▶ _What the exercise asks_
Your answer is a number only: how many lines in the data below contain "panel"?

(Supplied data Opens)

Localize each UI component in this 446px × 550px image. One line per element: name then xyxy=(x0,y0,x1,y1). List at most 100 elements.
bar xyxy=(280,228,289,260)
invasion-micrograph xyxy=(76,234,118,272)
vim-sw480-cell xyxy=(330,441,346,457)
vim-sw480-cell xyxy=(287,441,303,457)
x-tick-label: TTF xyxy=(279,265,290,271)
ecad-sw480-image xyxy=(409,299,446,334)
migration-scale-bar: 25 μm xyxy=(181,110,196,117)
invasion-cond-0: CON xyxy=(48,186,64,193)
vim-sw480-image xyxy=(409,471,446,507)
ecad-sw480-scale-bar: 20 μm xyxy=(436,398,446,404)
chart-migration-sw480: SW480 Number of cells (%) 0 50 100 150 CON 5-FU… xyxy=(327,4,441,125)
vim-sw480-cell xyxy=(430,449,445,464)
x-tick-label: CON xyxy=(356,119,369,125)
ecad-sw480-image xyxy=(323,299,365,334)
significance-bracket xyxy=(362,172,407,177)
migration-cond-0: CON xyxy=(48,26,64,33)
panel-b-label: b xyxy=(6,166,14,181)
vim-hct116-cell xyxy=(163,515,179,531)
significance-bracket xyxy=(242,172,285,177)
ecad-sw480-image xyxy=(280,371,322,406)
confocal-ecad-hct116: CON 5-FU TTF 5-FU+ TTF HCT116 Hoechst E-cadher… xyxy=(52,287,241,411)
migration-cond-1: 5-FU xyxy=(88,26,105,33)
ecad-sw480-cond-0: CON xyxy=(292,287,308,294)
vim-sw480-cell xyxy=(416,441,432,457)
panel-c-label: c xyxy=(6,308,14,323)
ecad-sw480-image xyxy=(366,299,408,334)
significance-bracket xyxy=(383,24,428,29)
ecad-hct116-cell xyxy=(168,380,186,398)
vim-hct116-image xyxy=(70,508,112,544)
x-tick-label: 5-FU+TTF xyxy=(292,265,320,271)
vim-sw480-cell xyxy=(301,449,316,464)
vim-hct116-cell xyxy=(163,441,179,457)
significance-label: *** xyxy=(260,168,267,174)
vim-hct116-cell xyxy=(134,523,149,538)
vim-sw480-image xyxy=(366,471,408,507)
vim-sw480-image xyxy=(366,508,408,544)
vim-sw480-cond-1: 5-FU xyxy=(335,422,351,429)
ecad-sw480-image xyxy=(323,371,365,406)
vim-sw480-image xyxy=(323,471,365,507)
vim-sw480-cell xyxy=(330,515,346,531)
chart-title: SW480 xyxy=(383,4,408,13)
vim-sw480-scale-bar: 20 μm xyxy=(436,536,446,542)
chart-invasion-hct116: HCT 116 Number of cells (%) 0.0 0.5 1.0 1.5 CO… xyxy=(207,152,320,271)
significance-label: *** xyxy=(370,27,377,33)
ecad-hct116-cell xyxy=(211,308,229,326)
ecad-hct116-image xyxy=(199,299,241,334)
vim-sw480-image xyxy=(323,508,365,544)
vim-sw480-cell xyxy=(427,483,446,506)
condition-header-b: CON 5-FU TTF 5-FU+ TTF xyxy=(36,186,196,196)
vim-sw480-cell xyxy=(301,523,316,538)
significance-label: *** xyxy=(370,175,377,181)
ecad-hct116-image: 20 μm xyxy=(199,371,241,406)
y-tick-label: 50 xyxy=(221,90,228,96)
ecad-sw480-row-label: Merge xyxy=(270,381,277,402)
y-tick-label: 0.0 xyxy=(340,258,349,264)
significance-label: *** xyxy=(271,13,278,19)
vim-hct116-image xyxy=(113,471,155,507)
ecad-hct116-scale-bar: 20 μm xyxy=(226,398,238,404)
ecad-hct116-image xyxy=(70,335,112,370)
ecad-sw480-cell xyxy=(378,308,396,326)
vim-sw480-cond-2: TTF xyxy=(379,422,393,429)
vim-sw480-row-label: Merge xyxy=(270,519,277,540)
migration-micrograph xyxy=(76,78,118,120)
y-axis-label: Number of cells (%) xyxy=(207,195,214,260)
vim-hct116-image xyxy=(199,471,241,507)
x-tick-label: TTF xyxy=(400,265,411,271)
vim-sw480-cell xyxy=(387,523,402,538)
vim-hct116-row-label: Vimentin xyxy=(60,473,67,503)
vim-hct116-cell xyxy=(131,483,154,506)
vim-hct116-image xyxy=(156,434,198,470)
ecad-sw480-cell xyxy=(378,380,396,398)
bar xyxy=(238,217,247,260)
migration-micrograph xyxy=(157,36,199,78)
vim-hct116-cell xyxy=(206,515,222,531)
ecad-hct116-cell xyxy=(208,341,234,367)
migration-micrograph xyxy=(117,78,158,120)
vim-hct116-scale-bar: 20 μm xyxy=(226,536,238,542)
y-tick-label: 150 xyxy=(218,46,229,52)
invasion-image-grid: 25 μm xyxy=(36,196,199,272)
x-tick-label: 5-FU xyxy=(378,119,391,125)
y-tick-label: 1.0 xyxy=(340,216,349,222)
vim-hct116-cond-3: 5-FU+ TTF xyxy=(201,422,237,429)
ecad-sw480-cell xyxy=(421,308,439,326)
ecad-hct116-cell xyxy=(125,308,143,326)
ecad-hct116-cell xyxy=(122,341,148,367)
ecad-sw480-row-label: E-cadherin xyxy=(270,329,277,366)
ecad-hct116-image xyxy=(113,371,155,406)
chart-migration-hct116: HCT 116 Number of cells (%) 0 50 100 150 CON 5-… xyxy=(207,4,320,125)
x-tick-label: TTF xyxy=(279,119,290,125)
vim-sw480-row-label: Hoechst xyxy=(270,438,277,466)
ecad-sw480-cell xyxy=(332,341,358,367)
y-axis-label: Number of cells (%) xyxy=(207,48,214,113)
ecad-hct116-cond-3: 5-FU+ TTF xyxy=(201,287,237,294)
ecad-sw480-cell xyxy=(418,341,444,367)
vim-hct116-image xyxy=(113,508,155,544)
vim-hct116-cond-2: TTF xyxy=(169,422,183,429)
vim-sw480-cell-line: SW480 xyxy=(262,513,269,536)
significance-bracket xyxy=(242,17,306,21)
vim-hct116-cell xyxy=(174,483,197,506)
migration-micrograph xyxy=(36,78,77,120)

(Supplied data Closes)

▶ _Exercise output_
2